§ **Supplied data**:
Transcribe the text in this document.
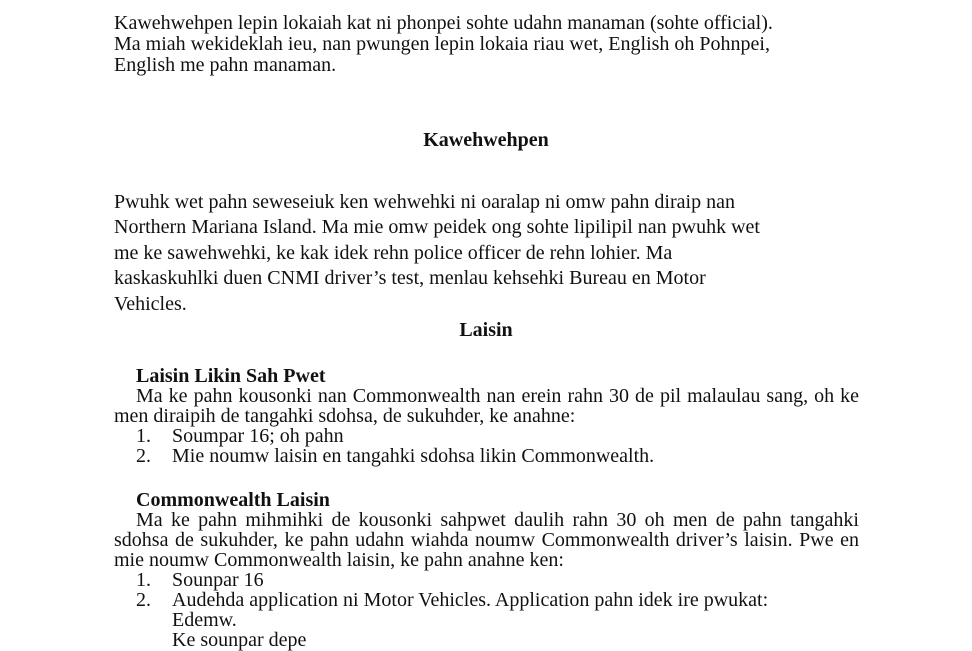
Kawehwehpen lepin lokaiah kat ni phonpei sohte udahn manaman (sohte official).

Ma miah wekideklah ieu, nan pwungen lepin lokaia riau wet, English oh Pohnpei,

English me pahn manaman.

Kawehwehpen
Pwuhk wet pahn seweseiuk ken wehwehki ni oaralap ni omw pahn diraip nan
Northern Mariana Island. Ma mie omw peidek ong sohte lipilipil nan pwuhk wet
me ke sawehwehki, ke kak idek rehn police officer de rehn lohier. Ma
kaskaskuhlki duen CNMI driver’s test, menlau kehsehki Bureau en Motor
Vehicles.
Laisin

Laisin Likin Sah Pwet

Ma ke pahn kousonki nan Commonwealth nan erein rahn 30 de pil malaulau sang, oh ke men diraipih de tangahki sdohsa, de sukuhder, ke anahne:

1.	Soumpar 16; oh pahn
2.	Mie noumw laisin en tangahki sdohsa likin Commonwealth.

Commonwealth Laisin

Ma ke pahn mihmihki de kousonki sahpwet daulih rahn 30 oh men de pahn tangahki sdohsa de sukuhder, ke pahn udahn wiahda noumw Commonwealth driver’s laisin. Pwe en mie noumw Commonwealth laisin, ke pahn anahne ken:

1.	Sounpar 16
2.	Audehda application ni Motor Vehicles. Application pahn idek ire pwukat:
Edemw.
Ke sounpar depe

§ **Your task**: Reproduce each entry precisely. Leave the pictures out.

§ **Reply**:
Transcribe the text in this document.
Kawehwehpen lepin lokaiah kat ni phonpei sohte udahn manaman (sohte official).

Ma miah wekideklah ieu, nan pwungen lepin lokaia riau wet, English oh Pohnpei,

English me pahn manaman.

Kawehwehpen
Pwuhk wet pahn seweseiuk ken wehwehki ni oaralap ni omw pahn diraip nan
Northern Mariana Island. Ma mie omw peidek ong sohte lipilipil nan pwuhk wet
me ke sawehwehki, ke kak idek rehn police officer de rehn lohier. Ma
kaskaskuhlki duen CNMI driver’s test, menlau kehsehki Bureau en Motor
Vehicles.
Laisin

Laisin Likin Sah Pwet

Ma ke pahn kousonki nan Commonwealth nan erein rahn 30 de pil malaulau sang, oh ke men diraipih de tangahki sdohsa, de sukuhder, ke anahne:

1.	Soumpar 16; oh pahn
2.	Mie noumw laisin en tangahki sdohsa likin Commonwealth.

Commonwealth Laisin

Ma ke pahn mihmihki de kousonki sahpwet daulih rahn 30 oh men de pahn tangahki sdohsa de sukuhder, ke pahn udahn wiahda noumw Commonwealth driver’s laisin. Pwe en mie noumw Commonwealth laisin, ke pahn anahne ken:

1.	Sounpar 16
2.	Audehda application ni Motor Vehicles. Application pahn idek ire pwukat:
Edemw.
Ke sounpar depe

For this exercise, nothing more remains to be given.